● Dataset:
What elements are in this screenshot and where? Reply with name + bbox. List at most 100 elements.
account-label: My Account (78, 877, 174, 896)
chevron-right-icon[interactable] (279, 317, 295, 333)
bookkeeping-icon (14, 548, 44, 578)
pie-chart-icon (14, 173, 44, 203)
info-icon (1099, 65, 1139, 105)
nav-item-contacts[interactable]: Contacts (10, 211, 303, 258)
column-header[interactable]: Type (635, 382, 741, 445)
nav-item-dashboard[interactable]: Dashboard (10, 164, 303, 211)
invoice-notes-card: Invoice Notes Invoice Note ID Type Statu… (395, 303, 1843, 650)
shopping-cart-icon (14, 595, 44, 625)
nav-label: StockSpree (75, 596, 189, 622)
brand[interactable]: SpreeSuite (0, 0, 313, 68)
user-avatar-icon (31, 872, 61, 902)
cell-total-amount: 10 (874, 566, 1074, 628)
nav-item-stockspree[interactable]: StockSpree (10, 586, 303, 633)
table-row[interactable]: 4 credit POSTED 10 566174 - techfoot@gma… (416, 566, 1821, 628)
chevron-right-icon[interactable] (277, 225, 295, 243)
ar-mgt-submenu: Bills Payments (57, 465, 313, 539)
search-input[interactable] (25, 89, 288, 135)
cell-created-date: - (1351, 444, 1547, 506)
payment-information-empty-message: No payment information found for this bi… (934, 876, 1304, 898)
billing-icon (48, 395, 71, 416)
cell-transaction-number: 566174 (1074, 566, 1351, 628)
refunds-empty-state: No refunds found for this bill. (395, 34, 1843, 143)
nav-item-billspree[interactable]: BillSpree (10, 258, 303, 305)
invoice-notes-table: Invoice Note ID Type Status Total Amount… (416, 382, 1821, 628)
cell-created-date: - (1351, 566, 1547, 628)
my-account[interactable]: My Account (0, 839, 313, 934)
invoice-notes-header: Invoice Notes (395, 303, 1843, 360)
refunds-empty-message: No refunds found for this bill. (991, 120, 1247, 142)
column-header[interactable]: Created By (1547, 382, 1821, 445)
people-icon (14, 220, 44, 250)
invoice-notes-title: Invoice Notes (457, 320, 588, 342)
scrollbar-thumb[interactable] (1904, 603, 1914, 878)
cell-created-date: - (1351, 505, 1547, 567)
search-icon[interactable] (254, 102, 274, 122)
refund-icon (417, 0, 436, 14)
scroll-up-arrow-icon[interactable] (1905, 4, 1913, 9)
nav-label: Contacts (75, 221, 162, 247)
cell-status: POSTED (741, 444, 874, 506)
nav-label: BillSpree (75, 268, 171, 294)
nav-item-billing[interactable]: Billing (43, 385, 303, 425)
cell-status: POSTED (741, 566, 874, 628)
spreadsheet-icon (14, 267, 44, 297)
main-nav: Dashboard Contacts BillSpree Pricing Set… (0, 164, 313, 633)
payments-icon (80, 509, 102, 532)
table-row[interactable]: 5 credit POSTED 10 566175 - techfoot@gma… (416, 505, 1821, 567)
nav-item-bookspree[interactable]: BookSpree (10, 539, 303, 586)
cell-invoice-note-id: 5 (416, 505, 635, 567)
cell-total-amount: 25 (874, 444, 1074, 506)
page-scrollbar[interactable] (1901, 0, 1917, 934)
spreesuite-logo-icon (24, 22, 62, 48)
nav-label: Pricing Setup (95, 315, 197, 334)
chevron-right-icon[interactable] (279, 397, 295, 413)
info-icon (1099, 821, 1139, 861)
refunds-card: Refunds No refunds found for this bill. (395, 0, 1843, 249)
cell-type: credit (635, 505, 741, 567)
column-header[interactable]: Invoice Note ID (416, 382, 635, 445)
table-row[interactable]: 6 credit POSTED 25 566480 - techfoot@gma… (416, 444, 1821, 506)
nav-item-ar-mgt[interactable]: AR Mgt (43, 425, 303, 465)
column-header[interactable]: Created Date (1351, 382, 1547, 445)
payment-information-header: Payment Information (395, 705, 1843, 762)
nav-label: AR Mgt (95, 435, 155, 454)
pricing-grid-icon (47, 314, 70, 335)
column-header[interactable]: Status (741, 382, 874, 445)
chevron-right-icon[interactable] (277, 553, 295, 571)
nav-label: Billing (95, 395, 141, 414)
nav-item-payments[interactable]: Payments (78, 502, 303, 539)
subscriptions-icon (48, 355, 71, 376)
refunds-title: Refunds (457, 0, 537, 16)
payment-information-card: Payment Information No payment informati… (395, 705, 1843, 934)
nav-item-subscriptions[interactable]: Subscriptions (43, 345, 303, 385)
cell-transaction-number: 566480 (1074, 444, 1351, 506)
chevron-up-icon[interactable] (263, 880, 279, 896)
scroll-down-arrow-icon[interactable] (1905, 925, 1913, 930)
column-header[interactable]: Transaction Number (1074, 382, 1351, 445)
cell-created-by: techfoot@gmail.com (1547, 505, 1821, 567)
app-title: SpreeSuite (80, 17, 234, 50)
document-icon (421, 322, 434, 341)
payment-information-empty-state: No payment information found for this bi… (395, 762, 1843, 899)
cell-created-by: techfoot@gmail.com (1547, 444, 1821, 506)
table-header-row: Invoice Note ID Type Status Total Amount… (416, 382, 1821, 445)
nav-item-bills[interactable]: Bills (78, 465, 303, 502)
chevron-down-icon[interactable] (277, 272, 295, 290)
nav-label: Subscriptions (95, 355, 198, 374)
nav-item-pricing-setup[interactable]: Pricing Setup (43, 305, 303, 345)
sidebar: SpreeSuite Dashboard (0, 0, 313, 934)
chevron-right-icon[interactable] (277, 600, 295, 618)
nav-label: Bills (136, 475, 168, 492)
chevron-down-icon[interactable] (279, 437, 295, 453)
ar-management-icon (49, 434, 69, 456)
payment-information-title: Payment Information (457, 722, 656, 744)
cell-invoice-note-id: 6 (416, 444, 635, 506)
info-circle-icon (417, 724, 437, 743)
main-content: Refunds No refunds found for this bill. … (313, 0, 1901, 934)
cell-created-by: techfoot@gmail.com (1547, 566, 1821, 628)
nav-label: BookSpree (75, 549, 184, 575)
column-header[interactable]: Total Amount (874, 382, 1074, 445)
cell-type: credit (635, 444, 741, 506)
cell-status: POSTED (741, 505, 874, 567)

● Set exercise: Count the lines above that contain the string "BookSpree", treating uppercase and lowercase letters as different. Reply with the number alone.

● In response: 2